[App and web page records]
▬▬▬

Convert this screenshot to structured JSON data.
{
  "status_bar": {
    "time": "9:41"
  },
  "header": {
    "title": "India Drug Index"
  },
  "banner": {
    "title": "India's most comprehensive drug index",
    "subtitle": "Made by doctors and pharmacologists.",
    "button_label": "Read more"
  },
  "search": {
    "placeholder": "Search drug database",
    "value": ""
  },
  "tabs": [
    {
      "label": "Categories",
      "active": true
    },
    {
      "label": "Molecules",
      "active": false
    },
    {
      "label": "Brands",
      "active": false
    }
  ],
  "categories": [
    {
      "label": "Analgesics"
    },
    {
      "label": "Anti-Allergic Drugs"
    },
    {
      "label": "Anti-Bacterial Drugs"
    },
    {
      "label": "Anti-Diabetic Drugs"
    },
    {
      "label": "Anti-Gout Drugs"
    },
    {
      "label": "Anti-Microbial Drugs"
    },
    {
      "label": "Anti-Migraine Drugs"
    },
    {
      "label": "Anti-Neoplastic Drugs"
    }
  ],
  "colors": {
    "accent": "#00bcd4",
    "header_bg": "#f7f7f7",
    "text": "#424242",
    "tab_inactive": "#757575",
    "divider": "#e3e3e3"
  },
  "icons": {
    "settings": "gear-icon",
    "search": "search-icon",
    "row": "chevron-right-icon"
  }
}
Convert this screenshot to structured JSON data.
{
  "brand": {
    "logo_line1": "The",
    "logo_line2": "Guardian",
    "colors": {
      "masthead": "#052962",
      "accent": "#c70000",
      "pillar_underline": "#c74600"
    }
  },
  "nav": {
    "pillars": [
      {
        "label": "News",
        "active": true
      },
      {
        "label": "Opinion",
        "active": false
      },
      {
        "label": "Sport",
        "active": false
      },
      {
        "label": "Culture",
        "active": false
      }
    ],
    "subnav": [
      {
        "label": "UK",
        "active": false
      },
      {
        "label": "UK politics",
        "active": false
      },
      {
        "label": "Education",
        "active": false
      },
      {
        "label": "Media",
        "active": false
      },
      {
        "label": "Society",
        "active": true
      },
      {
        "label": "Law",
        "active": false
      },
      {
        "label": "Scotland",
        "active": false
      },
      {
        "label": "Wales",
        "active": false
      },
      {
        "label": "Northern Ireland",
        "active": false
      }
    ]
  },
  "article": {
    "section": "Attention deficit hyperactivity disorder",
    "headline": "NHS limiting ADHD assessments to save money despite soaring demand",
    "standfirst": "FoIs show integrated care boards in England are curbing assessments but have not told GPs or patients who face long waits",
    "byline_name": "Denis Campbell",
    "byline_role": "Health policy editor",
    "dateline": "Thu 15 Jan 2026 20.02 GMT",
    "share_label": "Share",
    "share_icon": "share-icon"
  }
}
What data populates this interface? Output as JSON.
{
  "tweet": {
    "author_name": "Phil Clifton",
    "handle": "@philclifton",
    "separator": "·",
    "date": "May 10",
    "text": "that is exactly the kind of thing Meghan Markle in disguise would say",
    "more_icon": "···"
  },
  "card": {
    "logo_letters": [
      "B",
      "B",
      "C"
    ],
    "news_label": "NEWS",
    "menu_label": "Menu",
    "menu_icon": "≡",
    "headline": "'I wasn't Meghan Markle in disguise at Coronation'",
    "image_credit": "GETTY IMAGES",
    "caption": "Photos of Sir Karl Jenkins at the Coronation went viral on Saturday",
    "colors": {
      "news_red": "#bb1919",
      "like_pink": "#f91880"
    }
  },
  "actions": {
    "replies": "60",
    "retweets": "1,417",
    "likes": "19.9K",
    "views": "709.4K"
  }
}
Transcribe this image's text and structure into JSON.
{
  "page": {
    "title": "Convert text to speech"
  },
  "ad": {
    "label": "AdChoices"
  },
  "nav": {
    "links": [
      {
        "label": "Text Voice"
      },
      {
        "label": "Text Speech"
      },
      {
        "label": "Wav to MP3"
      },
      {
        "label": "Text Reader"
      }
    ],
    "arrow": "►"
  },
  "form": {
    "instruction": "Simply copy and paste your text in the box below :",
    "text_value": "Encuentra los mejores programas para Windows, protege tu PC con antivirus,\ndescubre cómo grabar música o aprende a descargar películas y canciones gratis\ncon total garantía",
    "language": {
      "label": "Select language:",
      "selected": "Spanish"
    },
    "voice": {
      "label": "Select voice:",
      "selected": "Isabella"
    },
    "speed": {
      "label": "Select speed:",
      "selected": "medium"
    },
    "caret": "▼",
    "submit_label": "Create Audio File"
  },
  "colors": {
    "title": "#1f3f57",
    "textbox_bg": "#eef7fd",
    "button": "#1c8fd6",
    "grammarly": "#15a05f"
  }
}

▬▬▬

▶ ABOUT THIS TASK:
Nothing in the data should be left out when you retype it exactly.

▶ TASK RESPONSE:
Convert this screenshot to structured JSON data.
{
  "status_bar": {
    "time": "9:41"
  },
  "header": {
    "title": "India Drug Index"
  },
  "banner": {
    "title": "India's most comprehensive drug index",
    "subtitle": "Made by doctors and pharmacologists.",
    "button_label": "Read more"
  },
  "search": {
    "placeholder": "Search drug database",
    "value": ""
  },
  "tabs": [
    {
      "label": "Categories",
      "active": true
    },
    {
      "label": "Molecules",
      "active": false
    },
    {
      "label": "Brands",
      "active": false
    }
  ],
  "categories": [
    {
      "label": "Analgesics"
    },
    {
      "label": "Anti-Allergic Drugs"
    },
    {
      "label": "Anti-Bacterial Drugs"
    },
    {
      "label": "Anti-Diabetic Drugs"
    },
    {
      "label": "Anti-Gout Drugs"
    },
    {
      "label": "Anti-Microbial Drugs"
    },
    {
      "label": "Anti-Migraine Drugs"
    },
    {
      "label": "Anti-Neoplastic Drugs"
    }
  ],
  "colors": {
    "accent": "#00bcd4",
    "header_bg": "#f7f7f7",
    "text": "#424242",
    "tab_inactive": "#757575",
    "divider": "#e3e3e3"
  },
  "icons": {
    "settings": "gear-icon",
    "search": "search-icon",
    "row": "chevron-right-icon"
  }
}
Convert this screenshot to structured JSON data.
{
  "brand": {
    "logo_line1": "The",
    "logo_line2": "Guardian",
    "colors": {
      "masthead": "#052962",
      "accent": "#c70000",
      "pillar_underline": "#c74600"
    }
  },
  "nav": {
    "pillars": [
      {
        "label": "News",
        "active": true
      },
      {
        "label": "Opinion",
        "active": false
      },
      {
        "label": "Sport",
        "active": false
      },
      {
        "label": "Culture",
        "active": false
      }
    ],
    "subnav": [
      {
        "label": "UK",
        "active": false
      },
      {
        "label": "UK politics",
        "active": false
      },
      {
        "label": "Education",
        "active": false
      },
      {
        "label": "Media",
        "active": false
      },
      {
        "label": "Society",
        "active": true
      },
      {
        "label": "Law",
        "active": false
      },
      {
        "label": "Scotland",
        "active": false
      },
      {
        "label": "Wales",
        "active": false
      },
      {
        "label": "Northern Ireland",
        "active": false
      }
    ]
  },
  "article": {
    "section": "Attention deficit hyperactivity disorder",
    "headline": "NHS limiting ADHD assessments to save money despite soaring demand",
    "standfirst": "FoIs show integrated care boards in England are curbing assessments but have not told GPs or patients who face long waits",
    "byline_name": "Denis Campbell",
    "byline_role": "Health policy editor",
    "dateline": "Thu 15 Jan 2026 20.02 GMT",
    "share_label": "Share",
    "share_icon": "share-icon"
  }
}
What data populates this interface? Output as JSON.
{
  "tweet": {
    "author_name": "Phil Clifton",
    "handle": "@philclifton",
    "separator": "·",
    "date": "May 10",
    "text": "that is exactly the kind of thing Meghan Markle in disguise would say",
    "more_icon": "···"
  },
  "card": {
    "logo_letters": [
      "B",
      "B",
      "C"
    ],
    "news_label": "NEWS",
    "menu_label": "Menu",
    "menu_icon": "≡",
    "headline": "'I wasn't Meghan Markle in disguise at Coronation'",
    "image_credit": "GETTY IMAGES",
    "caption": "Photos of Sir Karl Jenkins at the Coronation went viral on Saturday",
    "colors": {
      "news_red": "#bb1919",
      "like_pink": "#f91880"
    }
  },
  "actions": {
    "replies": "60",
    "retweets": "1,417",
    "likes": "19.9K",
    "views": "709.4K"
  }
}
Transcribe this image's text and structure into JSON.
{
  "page": {
    "title": "Convert text to speech"
  },
  "ad": {
    "label": "AdChoices"
  },
  "nav": {
    "links": [
      {
        "label": "Text Voice"
      },
      {
        "label": "Text Speech"
      },
      {
        "label": "Wav to MP3"
      },
      {
        "label": "Text Reader"
      }
    ],
    "arrow": "►"
  },
  "form": {
    "instruction": "Simply copy and paste your text in the box below :",
    "text_value": "Encuentra los mejores programas para Windows, protege tu PC con antivirus,\ndescubre cómo grabar música o aprende a descargar películas y canciones gratis\ncon total garantía",
    "language": {
      "label": "Select language:",
      "selected": "Spanish"
    },
    "voice": {
      "label": "Select voice:",
      "selected": "Isabella"
    },
    "speed": {
      "label": "Select speed:",
      "selected": "medium"
    },
    "caret": "▼",
    "submit_label": "Create Audio File"
  },
  "colors": {
    "title": "#1f3f57",
    "textbox_bg": "#eef7fd",
    "button": "#1c8fd6",
    "grammarly": "#15a05f"
  }
}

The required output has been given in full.